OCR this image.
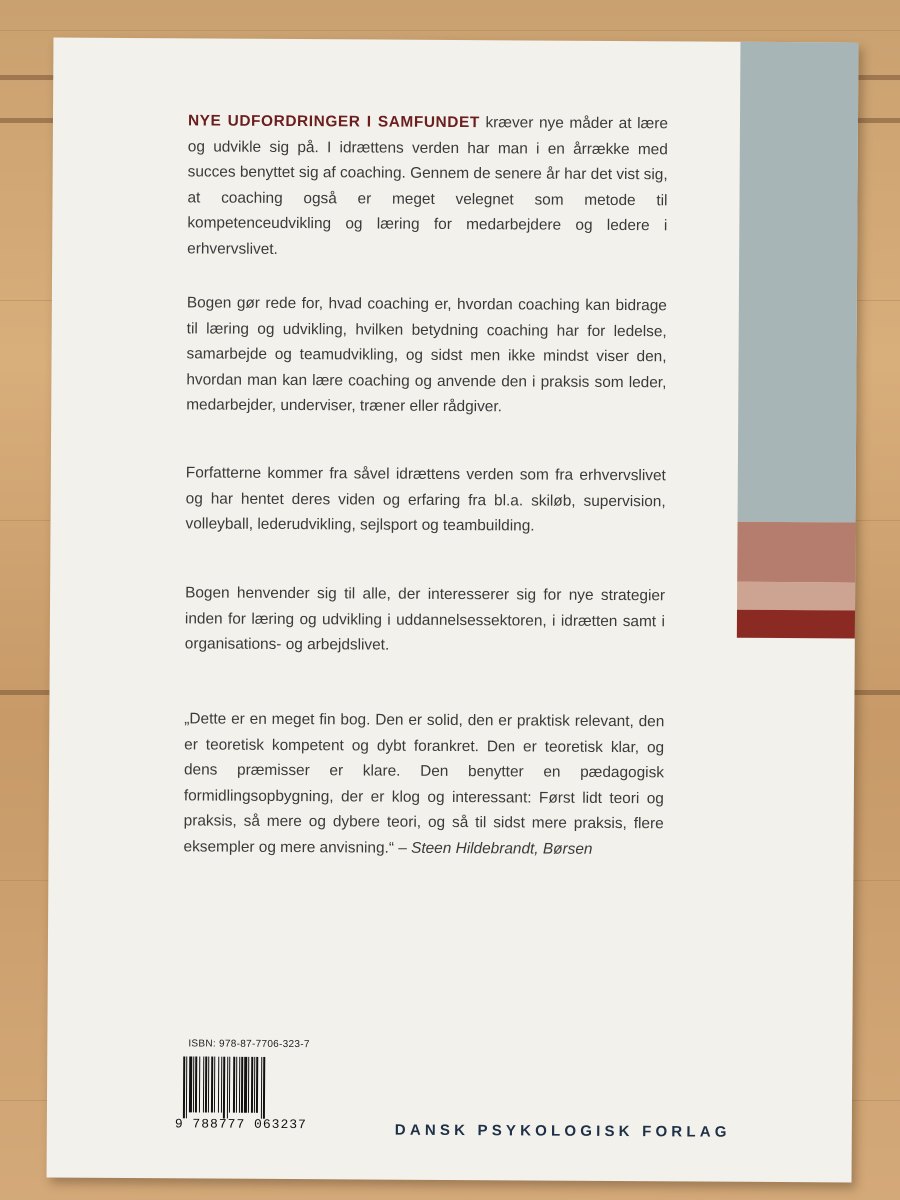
NYE UDFORDRINGER I SAMFUNDET kræver nye måder at lære og udvikle sig på. I idrættens verden har man i en årrække med succes benyttet sig af coaching. Gennem de senere år har det vist sig, at coaching også er meget velegnet som metode til kompetenceudvikling og læring for medarbejdere og ledere i erhvervslivet.

Bogen gør rede for, hvad coaching er, hvordan coaching kan bidrage til læring og udvikling, hvilken betydning coaching har for ledelse, samarbejde og teamudvikling, og sidst men ikke mindst viser den, hvordan man kan lære coaching og anvende den i praksis som leder, medarbejder, underviser, træner eller rådgiver.

Forfatterne kommer fra såvel idrættens verden som fra erhvervslivet og har hentet deres viden og erfaring fra bl.a. skiløb, supervision, volleyball, lederudvikling, sejlsport og teambuilding.

Bogen henvender sig til alle, der interesserer sig for nye strategier inden for læring og udvikling i uddannelsessektoren, i idrætten samt i organisations- og arbejdslivet.

„Dette er en meget fin bog. Den er solid, den er praktisk relevant, den er teoretisk kompetent og dybt forankret. Den er teoretisk klar, og dens præmisser er klare. Den benytter en pædagogisk formidlingsopbygning, der er klog og interessant: Først lidt teori og praksis, så mere og dybere teori, og så til sidst mere praksis, flere eksempler og mere anvisning.“ – Steen Hildebrandt, Børsen

ISBN: 978-87-7706-323-7
9 788777 063237	DANSK PSYKOLOGISK FORLAG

┄┄┄┄┄┄┄┄┄┄

Extract from the material all lines containing the string "Bogen".

:: RESULT OF THE EXERCISE ::
Bogen gør rede for, hvad coaching er, hvordan coaching kan bidrage til læring og udvikling, hvilken betydning coaching har for ledelse, samarbejde og teamudvikling, og sidst men ikke mindst viser den, hvordan man kan lære coaching og anvende den i praksis som leder, medarbejder, underviser, træner eller rådgiver.
Bogen henvender sig til alle, der interesserer sig for nye strategier inden for læring og udvikling i uddannelsessektoren, i idrætten samt i organisations- og arbejdslivet.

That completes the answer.